• **Stored data**
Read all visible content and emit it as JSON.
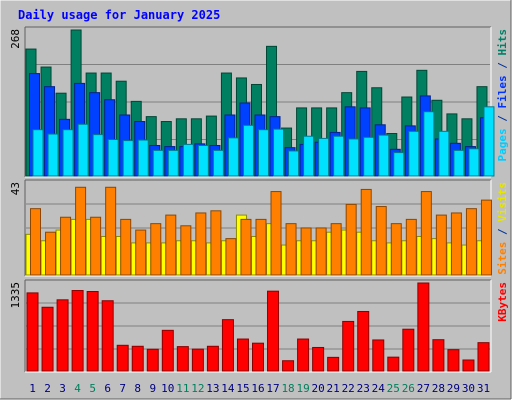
{
  "chart_data": {
    "type": "bar",
    "title": "Daily usage for January 2025",
    "categories": [
      "1",
      "2",
      "3",
      "4",
      "5",
      "6",
      "7",
      "8",
      "9",
      "10",
      "11",
      "12",
      "13",
      "14",
      "15",
      "16",
      "17",
      "18",
      "19",
      "20",
      "21",
      "22",
      "23",
      "24",
      "25",
      "26",
      "27",
      "28",
      "29",
      "30",
      "31"
    ],
    "weekend_days": [
      "4",
      "5",
      "11",
      "12",
      "18",
      "19",
      "25",
      "26"
    ],
    "panels": [
      {
        "id": "pages_files_hits",
        "ymax_label": "268",
        "ylim": [
          0,
          268
        ],
        "grid": true,
        "axis_label_parts": [
          {
            "text": "Pages",
            "color": "#00ccff"
          },
          {
            "text": " / ",
            "color": "#003399"
          },
          {
            "text": "Files",
            "color": "#0033ff"
          },
          {
            "text": " / ",
            "color": "#003399"
          },
          {
            "text": "Hits",
            "color": "#008066"
          }
        ],
        "series": [
          {
            "name": "Hits",
            "color": "#008060",
            "values": [
              233,
              200,
              152,
              268,
              189,
              189,
              174,
              137,
              109,
              100,
              105,
              105,
              110,
              189,
              180,
              168,
              238,
              88,
              125,
              125,
              125,
              153,
              192,
              162,
              78,
              145,
              194,
              139,
              114,
              105,
              164
            ]
          },
          {
            "name": "Files",
            "color": "#0040ff",
            "values": [
              188,
              164,
              104,
              170,
              153,
              140,
              112,
              100,
              56,
              54,
              54,
              59,
              56,
              112,
              134,
              112,
              109,
              52,
              58,
              62,
              80,
              127,
              125,
              94,
              49,
              92,
              147,
              68,
              60,
              54,
              107
            ]
          },
          {
            "name": "Pages",
            "color": "#00e0ff",
            "values": [
              85,
              77,
              85,
              95,
              76,
              67,
              65,
              66,
              47,
              47,
              58,
              56,
              47,
              70,
              93,
              85,
              86,
              46,
              73,
              69,
              73,
              68,
              71,
              75,
              43,
              82,
              118,
              82,
              47,
              50,
              127
            ]
          }
        ]
      },
      {
        "id": "sites_visits",
        "ymax_label": "43",
        "ylim": [
          0,
          43
        ],
        "grid": true,
        "axis_label_parts": [
          {
            "text": "Sites",
            "color": "#ff8000"
          },
          {
            "text": " / ",
            "color": "#003399"
          },
          {
            "text": "Visits",
            "color": "#e6e600"
          }
        ],
        "series": [
          {
            "name": "Visits",
            "color": "#ffff00",
            "values": [
              19,
              16,
              21,
              26,
              26,
              18,
              18,
              15,
              15,
              15,
              16,
              16,
              15,
              16,
              28,
              18,
              24,
              14,
              16,
              16,
              20,
              21,
              20,
              16,
              15,
              16,
              18,
              17,
              15,
              14,
              16
            ]
          },
          {
            "name": "Sites",
            "color": "#ff8000",
            "values": [
              31,
              20,
              27,
              41,
              27,
              41,
              26,
              21,
              24,
              28,
              23,
              29,
              30,
              17,
              26,
              26,
              39,
              24,
              22,
              22,
              24,
              33,
              40,
              32,
              24,
              26,
              39,
              28,
              29,
              31,
              35
            ]
          }
        ]
      },
      {
        "id": "kbytes",
        "ymax_label": "1335",
        "ylim": [
          0,
          1335
        ],
        "grid": true,
        "axis_label_parts": [
          {
            "text": "KBytes",
            "color": "#ff0000"
          }
        ],
        "series": [
          {
            "name": "KBytes",
            "color": "#ff0000",
            "values": [
              1185,
              967,
              1080,
              1221,
              1206,
              1066,
              390,
              375,
              330,
              617,
              370,
              332,
              375,
              779,
              485,
              422,
              1211,
              156,
              485,
              357,
              207,
              752,
              903,
              471,
              210,
              634,
              1335,
              475,
              323,
              167,
              430
            ]
          }
        ]
      }
    ]
  },
  "colors": {
    "background": "#ffffff",
    "frame_outer": "#c0c0c0",
    "plot_area": "#c0c0c0",
    "grid": "#808080",
    "title": "#0000ff",
    "weekday_label": "#000080",
    "weekend_label": "#00805c"
  }
}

• **Exercise aim**
Each line in the records above should be reproduced exactly; images are not copied.

• **Reply**
Read all visible content and emit it as JSON.
{
  "chart_data": {
    "type": "bar",
    "title": "Daily usage for January 2025",
    "categories": [
      "1",
      "2",
      "3",
      "4",
      "5",
      "6",
      "7",
      "8",
      "9",
      "10",
      "11",
      "12",
      "13",
      "14",
      "15",
      "16",
      "17",
      "18",
      "19",
      "20",
      "21",
      "22",
      "23",
      "24",
      "25",
      "26",
      "27",
      "28",
      "29",
      "30",
      "31"
    ],
    "weekend_days": [
      "4",
      "5",
      "11",
      "12",
      "18",
      "19",
      "25",
      "26"
    ],
    "panels": [
      {
        "id": "pages_files_hits",
        "ymax_label": "268",
        "ylim": [
          0,
          268
        ],
        "grid": true,
        "axis_label_parts": [
          {
            "text": "Pages",
            "color": "#00ccff"
          },
          {
            "text": " / ",
            "color": "#003399"
          },
          {
            "text": "Files",
            "color": "#0033ff"
          },
          {
            "text": " / ",
            "color": "#003399"
          },
          {
            "text": "Hits",
            "color": "#008066"
          }
        ],
        "series": [
          {
            "name": "Hits",
            "color": "#008060",
            "values": [
              233,
              200,
              152,
              268,
              189,
              189,
              174,
              137,
              109,
              100,
              105,
              105,
              110,
              189,
              180,
              168,
              238,
              88,
              125,
              125,
              125,
              153,
              192,
              162,
              78,
              145,
              194,
              139,
              114,
              105,
              164
            ]
          },
          {
            "name": "Files",
            "color": "#0040ff",
            "values": [
              188,
              164,
              104,
              170,
              153,
              140,
              112,
              100,
              56,
              54,
              54,
              59,
              56,
              112,
              134,
              112,
              109,
              52,
              58,
              62,
              80,
              127,
              125,
              94,
              49,
              92,
              147,
              68,
              60,
              54,
              107
            ]
          },
          {
            "name": "Pages",
            "color": "#00e0ff",
            "values": [
              85,
              77,
              85,
              95,
              76,
              67,
              65,
              66,
              47,
              47,
              58,
              56,
              47,
              70,
              93,
              85,
              86,
              46,
              73,
              69,
              73,
              68,
              71,
              75,
              43,
              82,
              118,
              82,
              47,
              50,
              127
            ]
          }
        ]
      },
      {
        "id": "sites_visits",
        "ymax_label": "43",
        "ylim": [
          0,
          43
        ],
        "grid": true,
        "axis_label_parts": [
          {
            "text": "Sites",
            "color": "#ff8000"
          },
          {
            "text": " / ",
            "color": "#003399"
          },
          {
            "text": "Visits",
            "color": "#e6e600"
          }
        ],
        "series": [
          {
            "name": "Visits",
            "color": "#ffff00",
            "values": [
              19,
              16,
              21,
              26,
              26,
              18,
              18,
              15,
              15,
              15,
              16,
              16,
              15,
              16,
              28,
              18,
              24,
              14,
              16,
              16,
              20,
              21,
              20,
              16,
              15,
              16,
              18,
              17,
              15,
              14,
              16
            ]
          },
          {
            "name": "Sites",
            "color": "#ff8000",
            "values": [
              31,
              20,
              27,
              41,
              27,
              41,
              26,
              21,
              24,
              28,
              23,
              29,
              30,
              17,
              26,
              26,
              39,
              24,
              22,
              22,
              24,
              33,
              40,
              32,
              24,
              26,
              39,
              28,
              29,
              31,
              35
            ]
          }
        ]
      },
      {
        "id": "kbytes",
        "ymax_label": "1335",
        "ylim": [
          0,
          1335
        ],
        "grid": true,
        "axis_label_parts": [
          {
            "text": "KBytes",
            "color": "#ff0000"
          }
        ],
        "series": [
          {
            "name": "KBytes",
            "color": "#ff0000",
            "values": [
              1185,
              967,
              1080,
              1221,
              1206,
              1066,
              390,
              375,
              330,
              617,
              370,
              332,
              375,
              779,
              485,
              422,
              1211,
              156,
              485,
              357,
              207,
              752,
              903,
              471,
              210,
              634,
              1335,
              475,
              323,
              167,
              430
            ]
          }
        ]
      }
    ]
  },
  "colors": {
    "background": "#ffffff",
    "frame_outer": "#c0c0c0",
    "plot_area": "#c0c0c0",
    "grid": "#808080",
    "title": "#0000ff",
    "weekday_label": "#000080",
    "weekend_label": "#00805c"
  }
}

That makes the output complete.